▶ **What you need to do**:
Below are some entries. Output each one exactly as it appears.

▶ **Exercise material**:
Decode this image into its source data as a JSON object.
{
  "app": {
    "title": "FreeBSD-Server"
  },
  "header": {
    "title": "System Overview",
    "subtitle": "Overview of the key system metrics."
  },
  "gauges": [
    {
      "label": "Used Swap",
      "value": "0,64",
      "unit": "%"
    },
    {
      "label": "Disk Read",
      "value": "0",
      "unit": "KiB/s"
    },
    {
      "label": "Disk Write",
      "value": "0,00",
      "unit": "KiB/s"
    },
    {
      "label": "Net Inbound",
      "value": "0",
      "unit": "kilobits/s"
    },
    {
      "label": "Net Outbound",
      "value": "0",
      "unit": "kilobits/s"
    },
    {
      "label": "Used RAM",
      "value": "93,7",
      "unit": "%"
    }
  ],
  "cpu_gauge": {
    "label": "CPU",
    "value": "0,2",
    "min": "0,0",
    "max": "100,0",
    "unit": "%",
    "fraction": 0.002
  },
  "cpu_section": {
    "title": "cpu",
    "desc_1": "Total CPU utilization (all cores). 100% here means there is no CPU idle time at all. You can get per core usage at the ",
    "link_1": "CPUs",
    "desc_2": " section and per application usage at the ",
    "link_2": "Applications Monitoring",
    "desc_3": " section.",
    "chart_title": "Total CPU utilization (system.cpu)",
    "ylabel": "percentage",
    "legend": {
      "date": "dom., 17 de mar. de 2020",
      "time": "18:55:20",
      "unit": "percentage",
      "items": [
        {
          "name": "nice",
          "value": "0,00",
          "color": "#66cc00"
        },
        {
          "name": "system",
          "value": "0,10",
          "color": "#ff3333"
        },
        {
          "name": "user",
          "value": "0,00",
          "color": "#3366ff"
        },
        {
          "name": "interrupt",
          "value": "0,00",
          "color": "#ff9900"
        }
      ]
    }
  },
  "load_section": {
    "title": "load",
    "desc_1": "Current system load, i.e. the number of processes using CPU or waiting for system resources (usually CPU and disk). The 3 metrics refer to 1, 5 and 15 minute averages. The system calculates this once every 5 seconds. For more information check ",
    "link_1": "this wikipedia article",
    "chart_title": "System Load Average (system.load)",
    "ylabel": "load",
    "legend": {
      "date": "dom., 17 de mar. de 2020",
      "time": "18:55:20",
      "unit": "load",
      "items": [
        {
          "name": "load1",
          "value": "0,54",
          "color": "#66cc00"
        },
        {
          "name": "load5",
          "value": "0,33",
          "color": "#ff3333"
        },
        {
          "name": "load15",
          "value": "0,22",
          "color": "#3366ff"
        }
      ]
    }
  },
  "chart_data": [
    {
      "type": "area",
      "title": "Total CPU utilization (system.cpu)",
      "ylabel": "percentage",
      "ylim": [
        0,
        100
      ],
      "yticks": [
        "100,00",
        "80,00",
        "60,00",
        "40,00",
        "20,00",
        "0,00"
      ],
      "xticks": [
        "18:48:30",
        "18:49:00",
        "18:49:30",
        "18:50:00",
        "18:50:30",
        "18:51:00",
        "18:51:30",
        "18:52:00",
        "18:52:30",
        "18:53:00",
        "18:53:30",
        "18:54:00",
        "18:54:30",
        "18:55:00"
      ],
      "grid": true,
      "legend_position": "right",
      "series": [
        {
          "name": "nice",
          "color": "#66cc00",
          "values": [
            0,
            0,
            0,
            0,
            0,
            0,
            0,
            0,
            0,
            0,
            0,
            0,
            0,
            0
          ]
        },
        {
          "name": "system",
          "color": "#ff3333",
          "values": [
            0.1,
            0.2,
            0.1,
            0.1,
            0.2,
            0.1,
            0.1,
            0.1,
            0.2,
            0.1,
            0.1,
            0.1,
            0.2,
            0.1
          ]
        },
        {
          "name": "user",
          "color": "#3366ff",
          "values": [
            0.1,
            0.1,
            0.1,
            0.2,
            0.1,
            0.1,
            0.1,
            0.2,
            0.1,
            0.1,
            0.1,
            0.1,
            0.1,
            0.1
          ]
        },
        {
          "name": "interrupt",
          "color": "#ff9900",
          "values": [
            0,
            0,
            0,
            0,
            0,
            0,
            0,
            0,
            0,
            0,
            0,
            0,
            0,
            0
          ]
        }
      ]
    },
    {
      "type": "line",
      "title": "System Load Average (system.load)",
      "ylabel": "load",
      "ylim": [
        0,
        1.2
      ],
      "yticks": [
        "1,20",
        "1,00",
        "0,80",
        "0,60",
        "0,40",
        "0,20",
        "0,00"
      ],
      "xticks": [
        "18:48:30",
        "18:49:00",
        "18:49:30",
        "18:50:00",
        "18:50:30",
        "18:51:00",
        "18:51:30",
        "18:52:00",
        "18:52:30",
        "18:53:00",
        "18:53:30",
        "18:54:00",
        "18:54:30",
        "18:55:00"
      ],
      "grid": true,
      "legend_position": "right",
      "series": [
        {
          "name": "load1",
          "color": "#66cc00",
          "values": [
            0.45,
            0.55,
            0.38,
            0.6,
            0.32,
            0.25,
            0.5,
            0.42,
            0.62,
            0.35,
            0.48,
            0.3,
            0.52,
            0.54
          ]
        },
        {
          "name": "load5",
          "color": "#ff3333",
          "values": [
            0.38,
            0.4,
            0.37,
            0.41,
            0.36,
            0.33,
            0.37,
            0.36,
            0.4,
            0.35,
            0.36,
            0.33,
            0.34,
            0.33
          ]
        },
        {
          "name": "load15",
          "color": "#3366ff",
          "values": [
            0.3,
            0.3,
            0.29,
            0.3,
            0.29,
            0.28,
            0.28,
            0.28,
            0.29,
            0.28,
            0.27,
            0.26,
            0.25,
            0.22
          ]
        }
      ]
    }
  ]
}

▶ **Expected output**:
Decode this image into its source data as a JSON object.
{
  "app": {
    "title": "FreeBSD-Server"
  },
  "header": {
    "title": "System Overview",
    "subtitle": "Overview of the key system metrics."
  },
  "gauges": [
    {
      "label": "Used Swap",
      "value": "0,64",
      "unit": "%"
    },
    {
      "label": "Disk Read",
      "value": "0",
      "unit": "KiB/s"
    },
    {
      "label": "Disk Write",
      "value": "0,00",
      "unit": "KiB/s"
    },
    {
      "label": "Net Inbound",
      "value": "0",
      "unit": "kilobits/s"
    },
    {
      "label": "Net Outbound",
      "value": "0",
      "unit": "kilobits/s"
    },
    {
      "label": "Used RAM",
      "value": "93,7",
      "unit": "%"
    }
  ],
  "cpu_gauge": {
    "label": "CPU",
    "value": "0,2",
    "min": "0,0",
    "max": "100,0",
    "unit": "%",
    "fraction": 0.002
  },
  "cpu_section": {
    "title": "cpu",
    "desc_1": "Total CPU utilization (all cores). 100% here means there is no CPU idle time at all. You can get per core usage at the ",
    "link_1": "CPUs",
    "desc_2": " section and per application usage at the ",
    "link_2": "Applications Monitoring",
    "desc_3": " section.",
    "chart_title": "Total CPU utilization (system.cpu)",
    "ylabel": "percentage",
    "legend": {
      "date": "dom., 17 de mar. de 2020",
      "time": "18:55:20",
      "unit": "percentage",
      "items": [
        {
          "name": "nice",
          "value": "0,00",
          "color": "#66cc00"
        },
        {
          "name": "system",
          "value": "0,10",
          "color": "#ff3333"
        },
        {
          "name": "user",
          "value": "0,00",
          "color": "#3366ff"
        },
        {
          "name": "interrupt",
          "value": "0,00",
          "color": "#ff9900"
        }
      ]
    }
  },
  "load_section": {
    "title": "load",
    "desc_1": "Current system load, i.e. the number of processes using CPU or waiting for system resources (usually CPU and disk). The 3 metrics refer to 1, 5 and 15 minute averages. The system calculates this once every 5 seconds. For more information check ",
    "link_1": "this wikipedia article",
    "chart_title": "System Load Average (system.load)",
    "ylabel": "load",
    "legend": {
      "date": "dom., 17 de mar. de 2020",
      "time": "18:55:20",
      "unit": "load",
      "items": [
        {
          "name": "load1",
          "value": "0,54",
          "color": "#66cc00"
        },
        {
          "name": "load5",
          "value": "0,33",
          "color": "#ff3333"
        },
        {
          "name": "load15",
          "value": "0,22",
          "color": "#3366ff"
        }
      ]
    }
  },
  "chart_data": [
    {
      "type": "area",
      "title": "Total CPU utilization (system.cpu)",
      "ylabel": "percentage",
      "ylim": [
        0,
        100
      ],
      "yticks": [
        "100,00",
        "80,00",
        "60,00",
        "40,00",
        "20,00",
        "0,00"
      ],
      "xticks": [
        "18:48:30",
        "18:49:00",
        "18:49:30",
        "18:50:00",
        "18:50:30",
        "18:51:00",
        "18:51:30",
        "18:52:00",
        "18:52:30",
        "18:53:00",
        "18:53:30",
        "18:54:00",
        "18:54:30",
        "18:55:00"
      ],
      "grid": true,
      "legend_position": "right",
      "series": [
        {
          "name": "nice",
          "color": "#66cc00",
          "values": [
            0,
            0,
            0,
            0,
            0,
            0,
            0,
            0,
            0,
            0,
            0,
            0,
            0,
            0
          ]
        },
        {
          "name": "system",
          "color": "#ff3333",
          "values": [
            0.1,
            0.2,
            0.1,
            0.1,
            0.2,
            0.1,
            0.1,
            0.1,
            0.2,
            0.1,
            0.1,
            0.1,
            0.2,
            0.1
          ]
        },
        {
          "name": "user",
          "color": "#3366ff",
          "values": [
            0.1,
            0.1,
            0.1,
            0.2,
            0.1,
            0.1,
            0.1,
            0.2,
            0.1,
            0.1,
            0.1,
            0.1,
            0.1,
            0.1
          ]
        },
        {
          "name": "interrupt",
          "color": "#ff9900",
          "values": [
            0,
            0,
            0,
            0,
            0,
            0,
            0,
            0,
            0,
            0,
            0,
            0,
            0,
            0
          ]
        }
      ]
    },
    {
      "type": "line",
      "title": "System Load Average (system.load)",
      "ylabel": "load",
      "ylim": [
        0,
        1.2
      ],
      "yticks": [
        "1,20",
        "1,00",
        "0,80",
        "0,60",
        "0,40",
        "0,20",
        "0,00"
      ],
      "xticks": [
        "18:48:30",
        "18:49:00",
        "18:49:30",
        "18:50:00",
        "18:50:30",
        "18:51:00",
        "18:51:30",
        "18:52:00",
        "18:52:30",
        "18:53:00",
        "18:53:30",
        "18:54:00",
        "18:54:30",
        "18:55:00"
      ],
      "grid": true,
      "legend_position": "right",
      "series": [
        {
          "name": "load1",
          "color": "#66cc00",
          "values": [
            0.45,
            0.55,
            0.38,
            0.6,
            0.32,
            0.25,
            0.5,
            0.42,
            0.62,
            0.35,
            0.48,
            0.3,
            0.52,
            0.54
          ]
        },
        {
          "name": "load5",
          "color": "#ff3333",
          "values": [
            0.38,
            0.4,
            0.37,
            0.41,
            0.36,
            0.33,
            0.37,
            0.36,
            0.4,
            0.35,
            0.36,
            0.33,
            0.34,
            0.33
          ]
        },
        {
          "name": "load15",
          "color": "#3366ff",
          "values": [
            0.3,
            0.3,
            0.29,
            0.3,
            0.29,
            0.28,
            0.28,
            0.28,
            0.29,
            0.28,
            0.27,
            0.26,
            0.25,
            0.22
          ]
        }
      ]
    }
  ]
}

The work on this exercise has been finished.